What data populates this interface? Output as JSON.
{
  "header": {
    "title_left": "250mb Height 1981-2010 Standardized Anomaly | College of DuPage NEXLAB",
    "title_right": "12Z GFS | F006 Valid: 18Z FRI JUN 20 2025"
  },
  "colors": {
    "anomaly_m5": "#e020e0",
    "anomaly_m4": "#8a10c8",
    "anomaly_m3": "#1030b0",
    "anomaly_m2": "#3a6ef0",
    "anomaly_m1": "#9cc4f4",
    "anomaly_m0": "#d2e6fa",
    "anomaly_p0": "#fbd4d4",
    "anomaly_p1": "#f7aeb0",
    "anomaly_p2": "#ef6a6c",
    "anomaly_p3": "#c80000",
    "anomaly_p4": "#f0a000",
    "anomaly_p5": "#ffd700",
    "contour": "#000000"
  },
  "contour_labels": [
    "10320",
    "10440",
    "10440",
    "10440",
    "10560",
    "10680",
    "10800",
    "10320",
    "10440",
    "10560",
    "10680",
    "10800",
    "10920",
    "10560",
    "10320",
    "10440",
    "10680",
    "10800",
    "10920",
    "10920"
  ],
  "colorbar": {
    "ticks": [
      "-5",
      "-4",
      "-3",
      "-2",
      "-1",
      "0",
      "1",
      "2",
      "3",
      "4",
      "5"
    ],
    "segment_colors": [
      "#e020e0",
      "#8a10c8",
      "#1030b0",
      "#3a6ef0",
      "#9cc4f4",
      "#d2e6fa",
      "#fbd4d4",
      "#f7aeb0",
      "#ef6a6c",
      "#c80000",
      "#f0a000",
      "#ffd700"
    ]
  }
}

◆ ◆ ◆ ◆

Exercise details:
Return the whole listing exactly, with every line included.

Exercise response:
What data populates this interface? Output as JSON.
{
  "header": {
    "title_left": "250mb Height 1981-2010 Standardized Anomaly | College of DuPage NEXLAB",
    "title_right": "12Z GFS | F006 Valid: 18Z FRI JUN 20 2025"
  },
  "colors": {
    "anomaly_m5": "#e020e0",
    "anomaly_m4": "#8a10c8",
    "anomaly_m3": "#1030b0",
    "anomaly_m2": "#3a6ef0",
    "anomaly_m1": "#9cc4f4",
    "anomaly_m0": "#d2e6fa",
    "anomaly_p0": "#fbd4d4",
    "anomaly_p1": "#f7aeb0",
    "anomaly_p2": "#ef6a6c",
    "anomaly_p3": "#c80000",
    "anomaly_p4": "#f0a000",
    "anomaly_p5": "#ffd700",
    "contour": "#000000"
  },
  "contour_labels": [
    "10320",
    "10440",
    "10440",
    "10440",
    "10560",
    "10680",
    "10800",
    "10320",
    "10440",
    "10560",
    "10680",
    "10800",
    "10920",
    "10560",
    "10320",
    "10440",
    "10680",
    "10800",
    "10920",
    "10920"
  ],
  "colorbar": {
    "ticks": [
      "-5",
      "-4",
      "-3",
      "-2",
      "-1",
      "0",
      "1",
      "2",
      "3",
      "4",
      "5"
    ],
    "segment_colors": [
      "#e020e0",
      "#8a10c8",
      "#1030b0",
      "#3a6ef0",
      "#9cc4f4",
      "#d2e6fa",
      "#fbd4d4",
      "#f7aeb0",
      "#ef6a6c",
      "#c80000",
      "#f0a000",
      "#ffd700"
    ]
  }
}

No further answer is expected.